The records below must be copied in full; omit the images.

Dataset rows
——
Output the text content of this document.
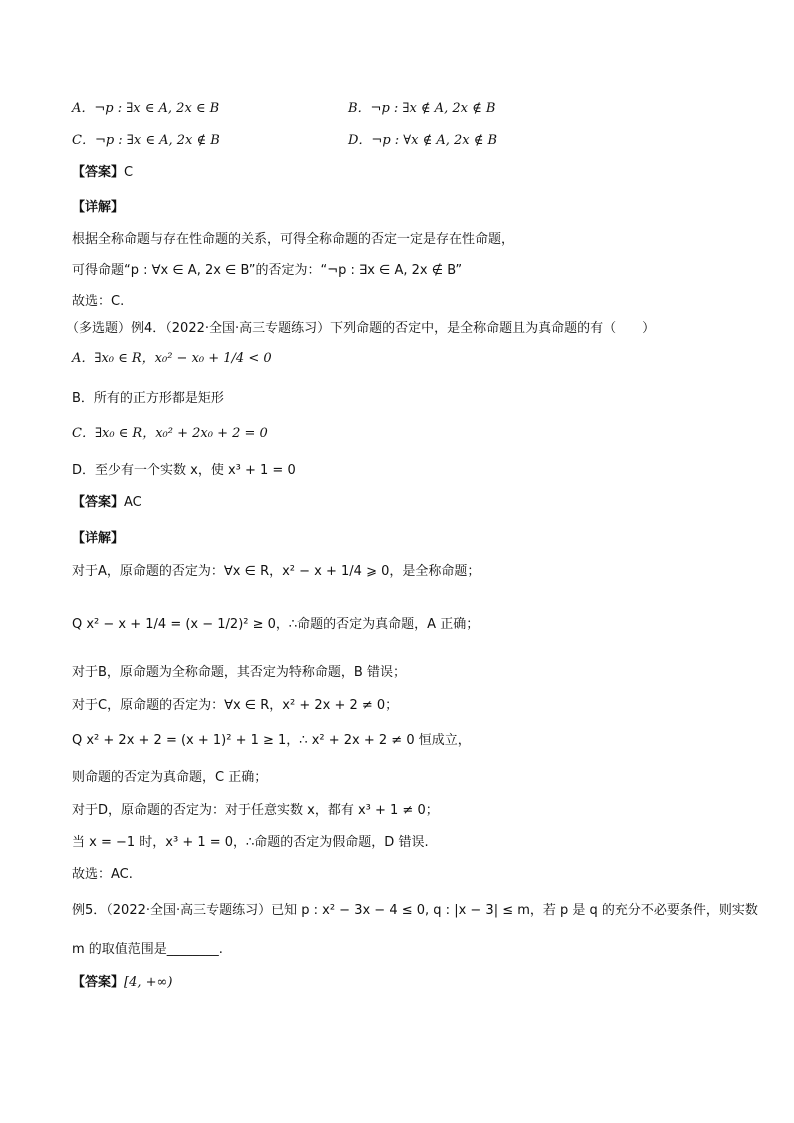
A．¬p : ∃x ∈ A, 2x ∈ B	B．¬p : ∃x ∉ A, 2x ∉ B
C．¬p : ∃x ∈ A, 2x ∉ B	D．¬p : ∀x ∉ A, 2x ∉ B
【答案】C
【详解】
根据全称命题与存在性命题的关系，可得全称命题的否定一定是存在性命题，
可得命题“p : ∀x ∈ A, 2x ∈ B”的否定为：“¬p : ∃x ∈ A, 2x ∉ B”
故选：C.
（多选题）例4．（2022·全国·高三专题练习）下列命题的否定中，是全称命题且为真命题的有（　　）
A．∃x₀ ∈ R，x₀² − x₀ + 1/4 < 0
B．所有的正方形都是矩形
C．∃x₀ ∈ R，x₀² + 2x₀ + 2 = 0
D．至少有一个实数 x，使 x³ + 1 = 0
【答案】AC
【详解】
对于A，原命题的否定为：∀x ∈ R，x² − x + 1/4 ⩾ 0，是全称命题；
Q x² − x + 1/4 = (x − 1/2)² ≥ 0，∴命题的否定为真命题，A 正确；
对于B，原命题为全称命题，其否定为特称命题，B 错误；
对于C，原命题的否定为：∀x ∈ R，x² + 2x + 2 ≠ 0；
Q x² + 2x + 2 = (x + 1)² + 1 ≥ 1，∴ x² + 2x + 2 ≠ 0 恒成立，
则命题的否定为真命题，C 正确；
对于D，原命题的否定为：对于任意实数 x，都有 x³ + 1 ≠ 0；
当 x = −1 时，x³ + 1 = 0，∴命题的否定为假命题，D 错误.
故选：AC.
例5．（2022·全国·高三专题练习）已知 p : x² − 3x − 4 ≤ 0, q : |x − 3| ≤ m，若 p 是 q 的充分不必要条件，则实数
m 的取值范围是________.
【答案】[4, +∞)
——
WORKED SOLUTION =
Output the text content of this document.
A．¬p : ∃x ∈ A, 2x ∈ B	B．¬p : ∃x ∉ A, 2x ∉ B
C．¬p : ∃x ∈ A, 2x ∉ B	D．¬p : ∀x ∉ A, 2x ∉ B
【答案】C
【详解】
根据全称命题与存在性命题的关系，可得全称命题的否定一定是存在性命题，
可得命题“p : ∀x ∈ A, 2x ∈ B”的否定为：“¬p : ∃x ∈ A, 2x ∉ B”
故选：C.
（多选题）例4．（2022·全国·高三专题练习）下列命题的否定中，是全称命题且为真命题的有（　　）
A．∃x₀ ∈ R，x₀² − x₀ + 1/4 < 0
B．所有的正方形都是矩形
C．∃x₀ ∈ R，x₀² + 2x₀ + 2 = 0
D．至少有一个实数 x，使 x³ + 1 = 0
【答案】AC
【详解】
对于A，原命题的否定为：∀x ∈ R，x² − x + 1/4 ⩾ 0，是全称命题；
Q x² − x + 1/4 = (x − 1/2)² ≥ 0，∴命题的否定为真命题，A 正确；
对于B，原命题为全称命题，其否定为特称命题，B 错误；
对于C，原命题的否定为：∀x ∈ R，x² + 2x + 2 ≠ 0；
Q x² + 2x + 2 = (x + 1)² + 1 ≥ 1，∴ x² + 2x + 2 ≠ 0 恒成立，
则命题的否定为真命题，C 正确；
对于D，原命题的否定为：对于任意实数 x，都有 x³ + 1 ≠ 0；
当 x = −1 时，x³ + 1 = 0，∴命题的否定为假命题，D 错误.
故选：AC.
例5．（2022·全国·高三专题练习）已知 p : x² − 3x − 4 ≤ 0, q : |x − 3| ≤ m，若 p 是 q 的充分不必要条件，则实数
m 的取值范围是________.
【答案】[4, +∞)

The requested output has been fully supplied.